§ WORK TO BE COMPLETED:
Without the pictures, print each of the records below exactly as it appears.

(Data entries)
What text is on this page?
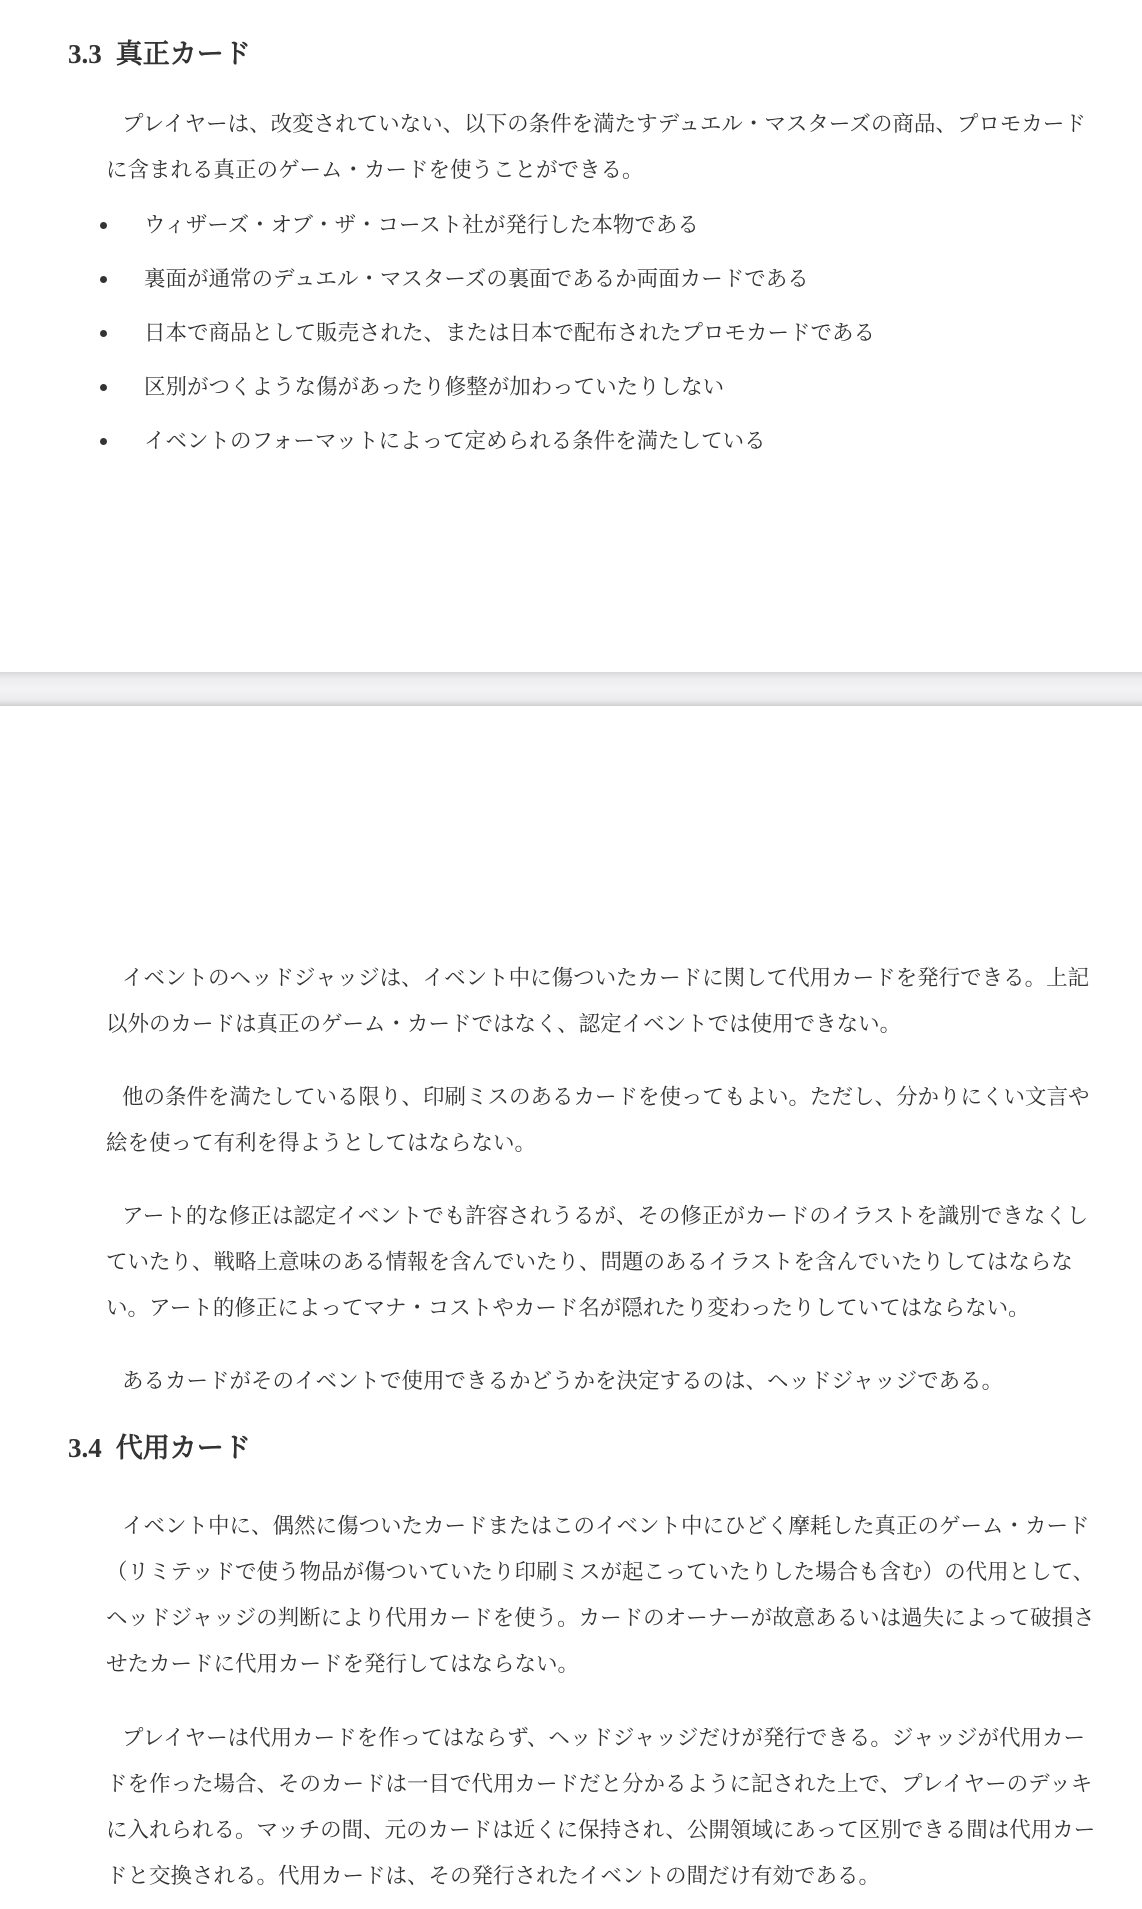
3.3 真正カード

プレイヤーは、改変されていない、以下の条件を満たすデュエル・マスターズの商品、プロモカードに含まれる真正のゲーム・カードを使うことができる。

ウィザーズ・オブ・ザ・コースト社が発行した本物である
裏面が通常のデュエル・マスターズの裏面であるか両面カードである
日本で商品として販売された、または日本で配布されたプロモカードである
区別がつくような傷があったり修整が加わっていたりしない
イベントのフォーマットによって定められる条件を満たしている

イベントのヘッドジャッジは、イベント中に傷ついたカードに関して代用カードを発行できる。上記以外のカードは真正のゲーム・カードではなく、認定イベントでは使用できない。

他の条件を満たしている限り、印刷ミスのあるカードを使ってもよい。ただし、分かりにくい文言や絵を使って有利を得ようとしてはならない。

アート的な修正は認定イベントでも許容されうるが、その修正がカードのイラストを識別できなくしていたり、戦略上意味のある情報を含んでいたり、問題のあるイラストを含んでいたりしてはならない。アート的修正によってマナ・コストやカード名が隠れたり変わったりしていてはならない。

あるカードがそのイベントで使用できるかどうかを決定するのは、ヘッドジャッジである。

3.4 代用カード

イベント中に、偶然に傷ついたカードまたはこのイベント中にひどく摩耗した真正のゲーム・カード（リミテッドで使う物品が傷ついていたり印刷ミスが起こっていたりした場合も含む）の代用として、ヘッドジャッジの判断により代用カードを使う。カードのオーナーが故意あるいは過失によって破損させたカードに代用カードを発行してはならない。

プレイヤーは代用カードを作ってはならず、ヘッドジャッジだけが発行できる。ジャッジが代用カードを作った場合、そのカードは一目で代用カードだと分かるように記された上で、プレイヤーのデッキに入れられる。マッチの間、元のカードは近くに保持され、公開領域にあって区別できる間は代用カードと交換される。代用カードは、その発行されたイベントの間だけ有効である。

§ EXERCISE SOLUTION:
What text is on this page?
3.3 真正カード

プレイヤーは、改変されていない、以下の条件を満たすデュエル・マスターズの商品、プロモカードに含まれる真正のゲーム・カードを使うことができる。

ウィザーズ・オブ・ザ・コースト社が発行した本物である
裏面が通常のデュエル・マスターズの裏面であるか両面カードである
日本で商品として販売された、または日本で配布されたプロモカードである
区別がつくような傷があったり修整が加わっていたりしない
イベントのフォーマットによって定められる条件を満たしている

イベントのヘッドジャッジは、イベント中に傷ついたカードに関して代用カードを発行できる。上記以外のカードは真正のゲーム・カードではなく、認定イベントでは使用できない。

他の条件を満たしている限り、印刷ミスのあるカードを使ってもよい。ただし、分かりにくい文言や絵を使って有利を得ようとしてはならない。

アート的な修正は認定イベントでも許容されうるが、その修正がカードのイラストを識別できなくしていたり、戦略上意味のある情報を含んでいたり、問題のあるイラストを含んでいたりしてはならない。アート的修正によってマナ・コストやカード名が隠れたり変わったりしていてはならない。

あるカードがそのイベントで使用できるかどうかを決定するのは、ヘッドジャッジである。

3.4 代用カード

イベント中に、偶然に傷ついたカードまたはこのイベント中にひどく摩耗した真正のゲーム・カード（リミテッドで使う物品が傷ついていたり印刷ミスが起こっていたりした場合も含む）の代用として、ヘッドジャッジの判断により代用カードを使う。カードのオーナーが故意あるいは過失によって破損させたカードに代用カードを発行してはならない。

プレイヤーは代用カードを作ってはならず、ヘッドジャッジだけが発行できる。ジャッジが代用カードを作った場合、そのカードは一目で代用カードだと分かるように記された上で、プレイヤーのデッキに入れられる。マッチの間、元のカードは近くに保持され、公開領域にあって区別できる間は代用カードと交換される。代用カードは、その発行されたイベントの間だけ有効である。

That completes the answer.